*** SOURCE MATERIAL ***

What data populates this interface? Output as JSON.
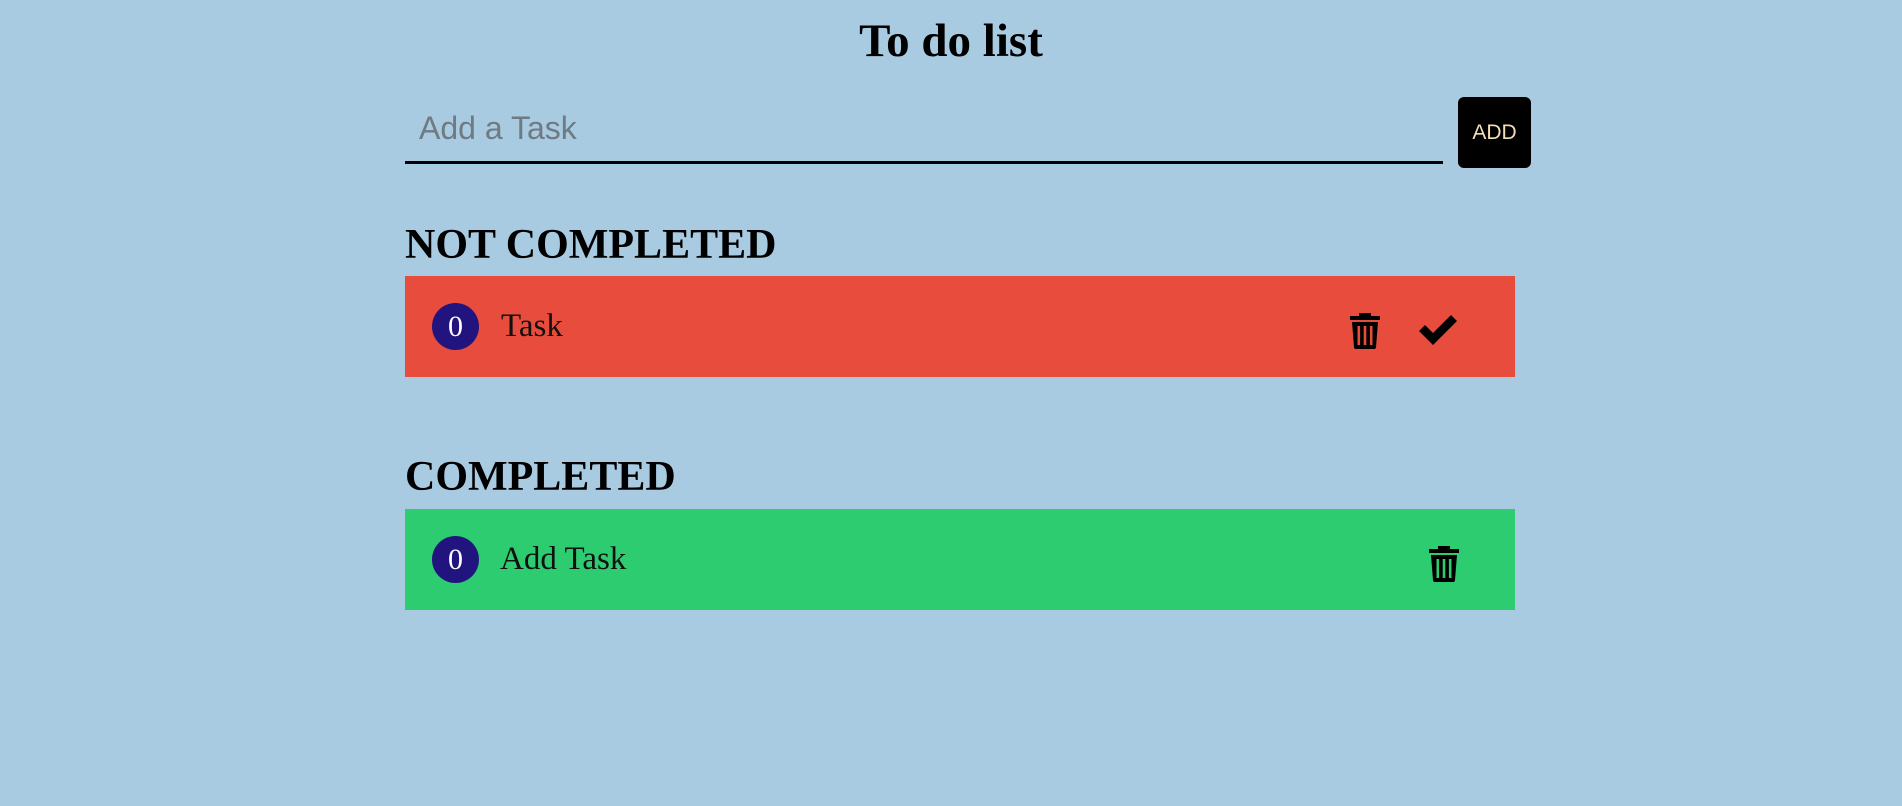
{
  "header": {
    "title": "To do list"
  },
  "add_task": {
    "placeholder": "Add a Task",
    "value": "",
    "button_label": "ADD"
  },
  "not_completed": {
    "heading": "NOT COMPLETED",
    "items": [
      {
        "index": "0",
        "text": "Task"
      }
    ]
  },
  "completed": {
    "heading": "COMPLETED",
    "items": [
      {
        "index": "0",
        "text": "Add Task"
      }
    ]
  },
  "colors": {
    "background": "#a8cbe1",
    "not_completed_card": "#e74c3c",
    "completed_card": "#2ecc71",
    "index_badge": "#22147e",
    "add_button": "#000000",
    "add_button_text": "#f3dfb5"
  },
  "icons": {
    "delete": "trash-icon",
    "complete": "check-icon"
  }
}
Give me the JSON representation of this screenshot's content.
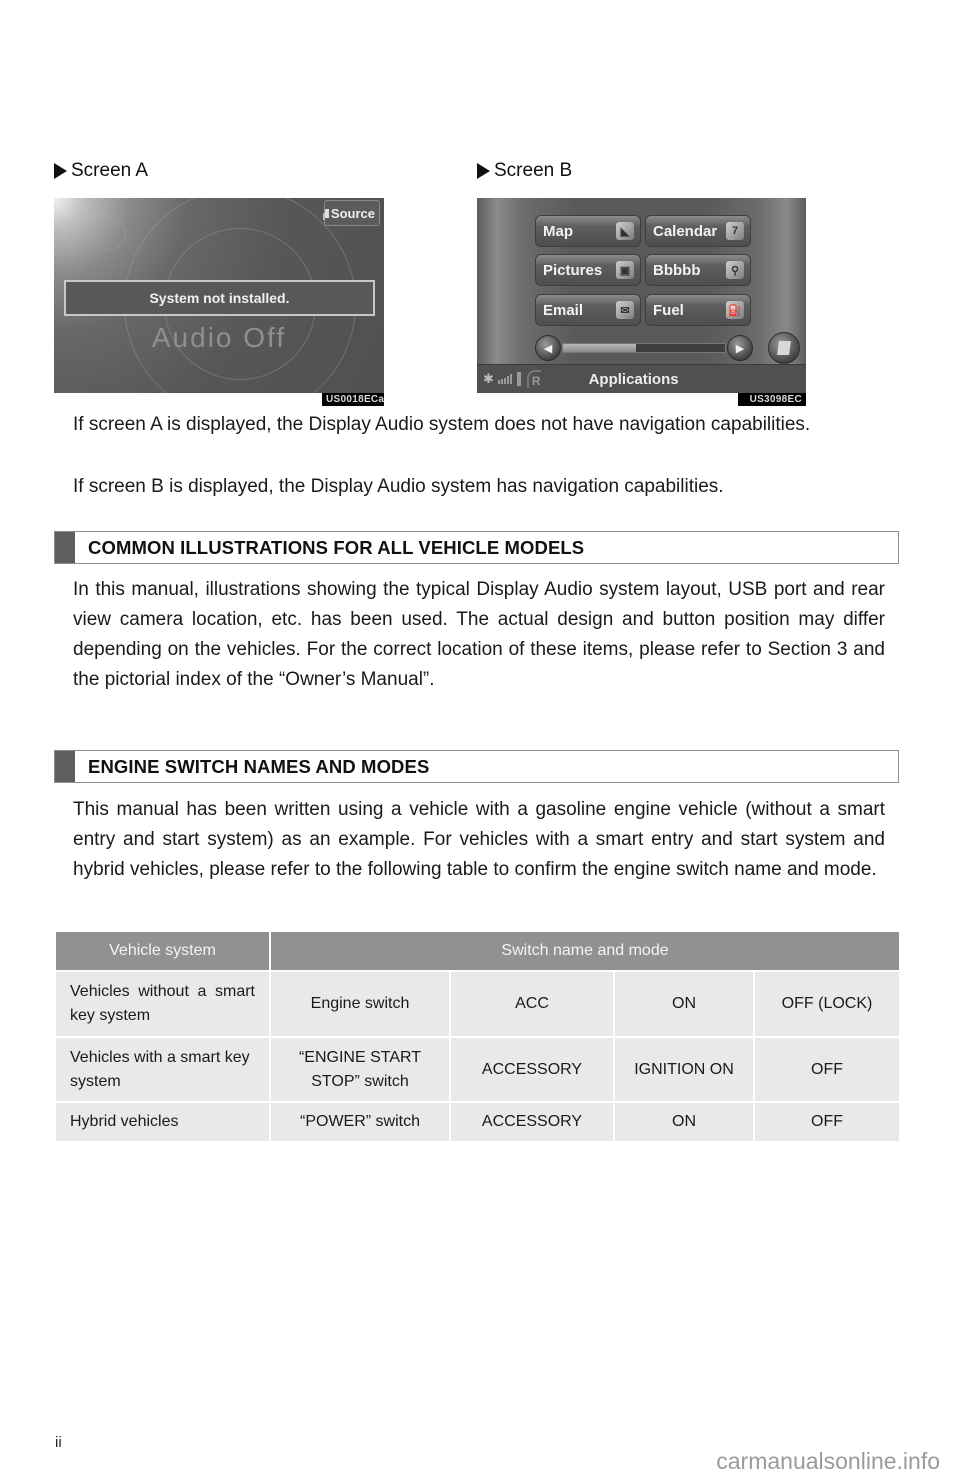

***

> _TASK PROMPT_: Please repeat the entries exactly. Do not include the pictures.

> _FINISHED ANSWER_:
What data populates this interface? Output as JSON.
{
  "header": {
    "title": "To do list"
  },
  "add_task": {
    "placeholder": "Add a Task",
    "value": "",
    "button_label": "ADD"
  },
  "not_completed": {
    "heading": "NOT COMPLETED",
    "items": [
      {
        "index": "0",
        "text": "Task"
      }
    ]
  },
  "completed": {
    "heading": "COMPLETED",
    "items": [
      {
        "index": "0",
        "text": "Add Task"
      }
    ]
  },
  "colors": {
    "background": "#a8cbe1",
    "not_completed_card": "#e74c3c",
    "completed_card": "#2ecc71",
    "index_badge": "#22147e",
    "add_button": "#000000",
    "add_button_text": "#f3dfb5"
  },
  "icons": {
    "delete": "trash-icon",
    "complete": "check-icon"
  }
}
Give me the JSON representation of this screenshot's content.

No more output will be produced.